_Task requirements_
Find each line with the string "неметалла" and copy it.

Data entries
• • • • •
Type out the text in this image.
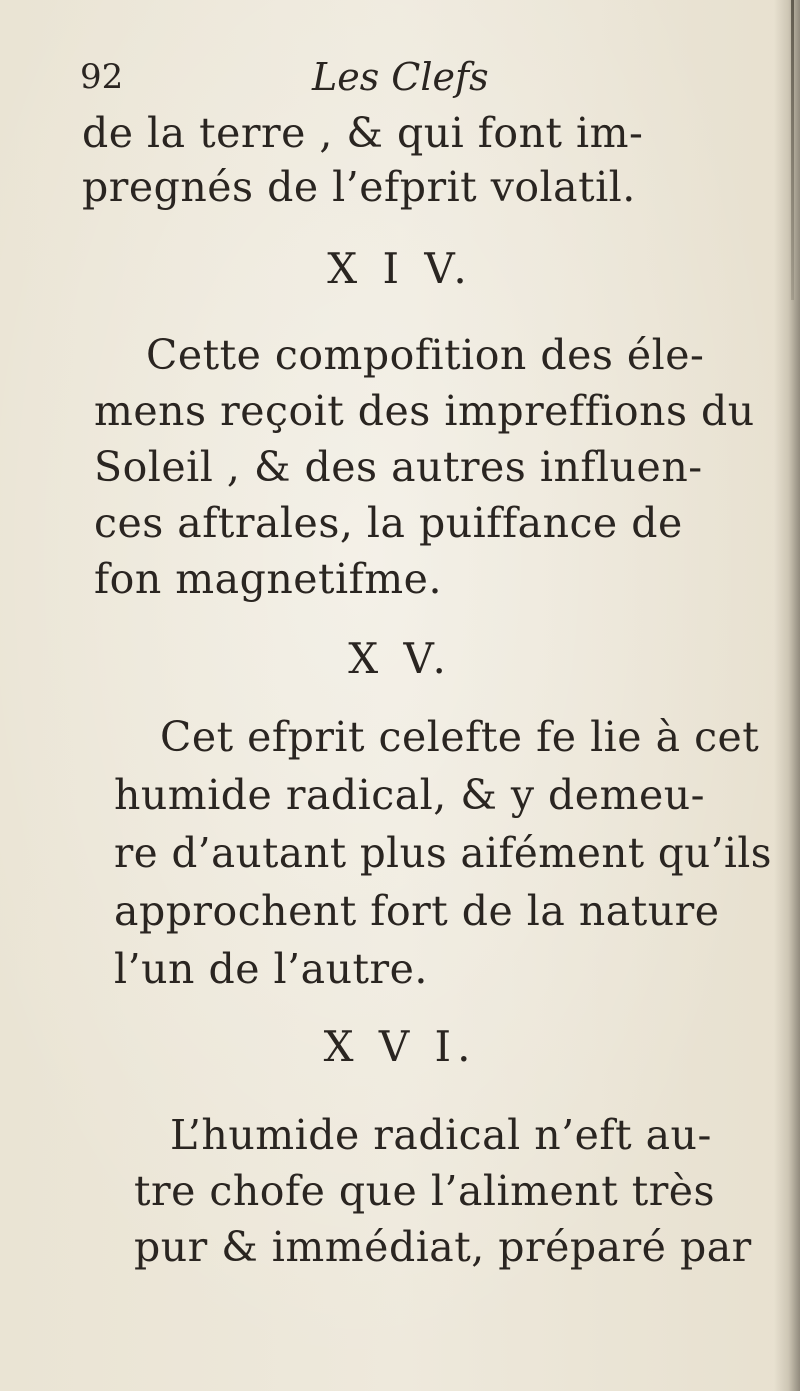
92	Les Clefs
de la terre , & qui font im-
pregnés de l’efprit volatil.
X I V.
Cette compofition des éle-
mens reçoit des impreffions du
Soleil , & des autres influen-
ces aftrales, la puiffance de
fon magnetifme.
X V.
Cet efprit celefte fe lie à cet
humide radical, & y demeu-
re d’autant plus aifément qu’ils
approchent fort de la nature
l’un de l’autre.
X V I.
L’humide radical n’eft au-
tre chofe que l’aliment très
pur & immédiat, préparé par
• • • • •
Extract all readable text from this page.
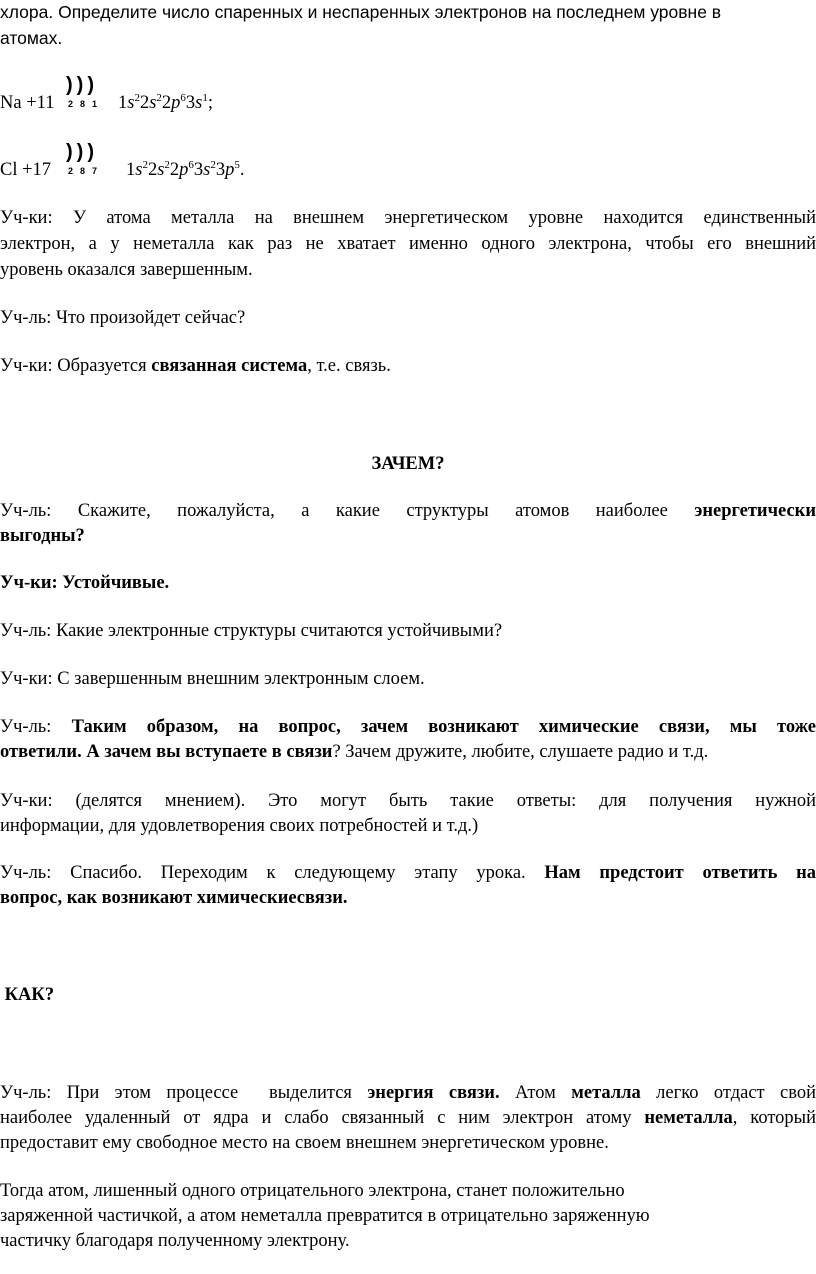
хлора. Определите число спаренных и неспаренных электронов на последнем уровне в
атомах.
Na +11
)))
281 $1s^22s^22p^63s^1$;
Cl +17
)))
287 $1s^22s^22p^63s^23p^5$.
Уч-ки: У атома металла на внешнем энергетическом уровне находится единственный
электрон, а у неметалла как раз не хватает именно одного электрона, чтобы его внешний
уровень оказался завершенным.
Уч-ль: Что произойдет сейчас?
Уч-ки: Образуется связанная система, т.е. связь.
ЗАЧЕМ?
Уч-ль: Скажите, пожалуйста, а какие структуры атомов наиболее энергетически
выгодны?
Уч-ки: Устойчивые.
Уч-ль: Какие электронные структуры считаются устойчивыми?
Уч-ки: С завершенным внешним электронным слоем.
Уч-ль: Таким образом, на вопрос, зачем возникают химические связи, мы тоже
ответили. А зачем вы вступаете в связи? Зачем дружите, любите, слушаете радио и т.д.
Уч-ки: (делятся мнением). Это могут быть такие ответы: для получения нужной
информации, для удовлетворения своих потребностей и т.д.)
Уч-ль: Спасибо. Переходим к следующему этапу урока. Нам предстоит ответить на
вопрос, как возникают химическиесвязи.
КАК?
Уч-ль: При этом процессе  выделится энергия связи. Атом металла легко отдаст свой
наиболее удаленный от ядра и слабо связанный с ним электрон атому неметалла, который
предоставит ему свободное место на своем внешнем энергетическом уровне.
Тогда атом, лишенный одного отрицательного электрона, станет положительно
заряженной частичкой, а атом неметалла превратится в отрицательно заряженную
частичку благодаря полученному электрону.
• • • • •
_Response to this task_
электрон, а у неметалла как раз не хватает именно одного электрона, чтобы его внешний
наиболее удаленный от ядра и слабо связанный с ним электрон атому неметалла, который
заряженной частичкой, а атом неметалла превратится в отрицательно заряженную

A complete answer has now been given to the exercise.